• [Aim of the task]: Repeat the listing in full, preserving every character.

Extracts from a graphics dataset:
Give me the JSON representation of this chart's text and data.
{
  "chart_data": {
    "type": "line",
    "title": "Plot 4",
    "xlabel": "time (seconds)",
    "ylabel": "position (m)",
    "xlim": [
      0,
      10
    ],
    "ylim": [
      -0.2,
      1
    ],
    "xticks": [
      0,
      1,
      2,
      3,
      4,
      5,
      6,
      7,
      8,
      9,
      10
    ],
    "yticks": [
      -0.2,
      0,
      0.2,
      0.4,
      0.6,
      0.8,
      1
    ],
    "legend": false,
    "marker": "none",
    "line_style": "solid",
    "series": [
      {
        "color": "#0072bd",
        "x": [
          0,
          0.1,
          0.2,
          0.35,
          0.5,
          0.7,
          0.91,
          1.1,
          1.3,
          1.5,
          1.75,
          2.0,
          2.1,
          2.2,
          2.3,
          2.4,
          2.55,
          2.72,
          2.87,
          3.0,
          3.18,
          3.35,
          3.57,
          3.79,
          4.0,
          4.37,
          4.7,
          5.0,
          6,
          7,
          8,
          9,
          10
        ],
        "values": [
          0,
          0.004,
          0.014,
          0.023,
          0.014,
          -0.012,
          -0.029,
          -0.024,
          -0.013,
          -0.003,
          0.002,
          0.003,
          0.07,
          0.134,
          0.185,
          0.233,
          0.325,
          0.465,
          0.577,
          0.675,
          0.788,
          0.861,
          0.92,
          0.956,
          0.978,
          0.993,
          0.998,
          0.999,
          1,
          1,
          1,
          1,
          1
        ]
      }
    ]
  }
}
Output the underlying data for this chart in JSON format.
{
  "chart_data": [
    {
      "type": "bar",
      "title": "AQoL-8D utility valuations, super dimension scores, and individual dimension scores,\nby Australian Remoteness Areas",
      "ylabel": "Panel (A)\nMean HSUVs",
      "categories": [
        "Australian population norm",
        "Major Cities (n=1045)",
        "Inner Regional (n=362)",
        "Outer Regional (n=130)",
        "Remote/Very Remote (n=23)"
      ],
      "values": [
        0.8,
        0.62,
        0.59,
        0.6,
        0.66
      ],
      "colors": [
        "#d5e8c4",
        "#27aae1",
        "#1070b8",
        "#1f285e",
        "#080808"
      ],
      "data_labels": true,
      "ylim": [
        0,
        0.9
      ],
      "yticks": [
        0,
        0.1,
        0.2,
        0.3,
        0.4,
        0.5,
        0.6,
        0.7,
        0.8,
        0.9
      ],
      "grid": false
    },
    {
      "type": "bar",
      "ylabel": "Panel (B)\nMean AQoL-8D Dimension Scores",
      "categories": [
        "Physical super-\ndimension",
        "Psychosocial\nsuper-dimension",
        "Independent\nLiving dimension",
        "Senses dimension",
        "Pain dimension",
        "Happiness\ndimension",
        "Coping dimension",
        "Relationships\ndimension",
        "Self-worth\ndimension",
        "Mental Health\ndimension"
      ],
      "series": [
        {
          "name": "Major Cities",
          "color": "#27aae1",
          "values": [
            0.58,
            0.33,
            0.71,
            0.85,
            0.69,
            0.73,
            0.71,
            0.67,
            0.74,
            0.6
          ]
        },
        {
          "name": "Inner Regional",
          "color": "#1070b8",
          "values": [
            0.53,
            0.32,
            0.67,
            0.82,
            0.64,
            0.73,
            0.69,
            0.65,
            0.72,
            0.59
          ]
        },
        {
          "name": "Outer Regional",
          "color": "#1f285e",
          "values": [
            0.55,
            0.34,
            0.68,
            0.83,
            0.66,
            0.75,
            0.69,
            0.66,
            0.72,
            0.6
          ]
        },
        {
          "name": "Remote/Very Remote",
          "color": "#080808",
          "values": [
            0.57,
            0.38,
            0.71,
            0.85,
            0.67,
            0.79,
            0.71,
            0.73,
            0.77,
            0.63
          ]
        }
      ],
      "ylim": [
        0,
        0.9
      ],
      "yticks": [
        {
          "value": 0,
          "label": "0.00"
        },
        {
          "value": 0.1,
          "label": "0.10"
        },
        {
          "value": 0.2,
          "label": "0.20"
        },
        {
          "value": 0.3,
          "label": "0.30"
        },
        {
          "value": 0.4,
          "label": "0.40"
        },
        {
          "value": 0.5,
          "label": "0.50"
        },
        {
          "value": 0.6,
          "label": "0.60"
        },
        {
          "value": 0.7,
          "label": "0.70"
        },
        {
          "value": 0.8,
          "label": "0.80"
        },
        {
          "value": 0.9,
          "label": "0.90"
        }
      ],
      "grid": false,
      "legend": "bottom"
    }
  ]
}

• [Worked solution]:
Give me the JSON representation of this chart's text and data.
{
  "chart_data": {
    "type": "line",
    "title": "Plot 4",
    "xlabel": "time (seconds)",
    "ylabel": "position (m)",
    "xlim": [
      0,
      10
    ],
    "ylim": [
      -0.2,
      1
    ],
    "xticks": [
      0,
      1,
      2,
      3,
      4,
      5,
      6,
      7,
      8,
      9,
      10
    ],
    "yticks": [
      -0.2,
      0,
      0.2,
      0.4,
      0.6,
      0.8,
      1
    ],
    "legend": false,
    "marker": "none",
    "line_style": "solid",
    "series": [
      {
        "color": "#0072bd",
        "x": [
          0,
          0.1,
          0.2,
          0.35,
          0.5,
          0.7,
          0.91,
          1.1,
          1.3,
          1.5,
          1.75,
          2.0,
          2.1,
          2.2,
          2.3,
          2.4,
          2.55,
          2.72,
          2.87,
          3.0,
          3.18,
          3.35,
          3.57,
          3.79,
          4.0,
          4.37,
          4.7,
          5.0,
          6,
          7,
          8,
          9,
          10
        ],
        "values": [
          0,
          0.004,
          0.014,
          0.023,
          0.014,
          -0.012,
          -0.029,
          -0.024,
          -0.013,
          -0.003,
          0.002,
          0.003,
          0.07,
          0.134,
          0.185,
          0.233,
          0.325,
          0.465,
          0.577,
          0.675,
          0.788,
          0.861,
          0.92,
          0.956,
          0.978,
          0.993,
          0.998,
          0.999,
          1,
          1,
          1,
          1,
          1
        ]
      }
    ]
  }
}
Output the underlying data for this chart in JSON format.
{
  "chart_data": [
    {
      "type": "bar",
      "title": "AQoL-8D utility valuations, super dimension scores, and individual dimension scores,\nby Australian Remoteness Areas",
      "ylabel": "Panel (A)\nMean HSUVs",
      "categories": [
        "Australian population norm",
        "Major Cities (n=1045)",
        "Inner Regional (n=362)",
        "Outer Regional (n=130)",
        "Remote/Very Remote (n=23)"
      ],
      "values": [
        0.8,
        0.62,
        0.59,
        0.6,
        0.66
      ],
      "colors": [
        "#d5e8c4",
        "#27aae1",
        "#1070b8",
        "#1f285e",
        "#080808"
      ],
      "data_labels": true,
      "ylim": [
        0,
        0.9
      ],
      "yticks": [
        0,
        0.1,
        0.2,
        0.3,
        0.4,
        0.5,
        0.6,
        0.7,
        0.8,
        0.9
      ],
      "grid": false
    },
    {
      "type": "bar",
      "ylabel": "Panel (B)\nMean AQoL-8D Dimension Scores",
      "categories": [
        "Physical super-\ndimension",
        "Psychosocial\nsuper-dimension",
        "Independent\nLiving dimension",
        "Senses dimension",
        "Pain dimension",
        "Happiness\ndimension",
        "Coping dimension",
        "Relationships\ndimension",
        "Self-worth\ndimension",
        "Mental Health\ndimension"
      ],
      "series": [
        {
          "name": "Major Cities",
          "color": "#27aae1",
          "values": [
            0.58,
            0.33,
            0.71,
            0.85,
            0.69,
            0.73,
            0.71,
            0.67,
            0.74,
            0.6
          ]
        },
        {
          "name": "Inner Regional",
          "color": "#1070b8",
          "values": [
            0.53,
            0.32,
            0.67,
            0.82,
            0.64,
            0.73,
            0.69,
            0.65,
            0.72,
            0.59
          ]
        },
        {
          "name": "Outer Regional",
          "color": "#1f285e",
          "values": [
            0.55,
            0.34,
            0.68,
            0.83,
            0.66,
            0.75,
            0.69,
            0.66,
            0.72,
            0.6
          ]
        },
        {
          "name": "Remote/Very Remote",
          "color": "#080808",
          "values": [
            0.57,
            0.38,
            0.71,
            0.85,
            0.67,
            0.79,
            0.71,
            0.73,
            0.77,
            0.63
          ]
        }
      ],
      "ylim": [
        0,
        0.9
      ],
      "yticks": [
        {
          "value": 0,
          "label": "0.00"
        },
        {
          "value": 0.1,
          "label": "0.10"
        },
        {
          "value": 0.2,
          "label": "0.20"
        },
        {
          "value": 0.3,
          "label": "0.30"
        },
        {
          "value": 0.4,
          "label": "0.40"
        },
        {
          "value": 0.5,
          "label": "0.50"
        },
        {
          "value": 0.6,
          "label": "0.60"
        },
        {
          "value": 0.7,
          "label": "0.70"
        },
        {
          "value": 0.8,
          "label": "0.80"
        },
        {
          "value": 0.9,
          "label": "0.90"
        }
      ],
      "grid": false,
      "legend": "bottom"
    }
  ]
}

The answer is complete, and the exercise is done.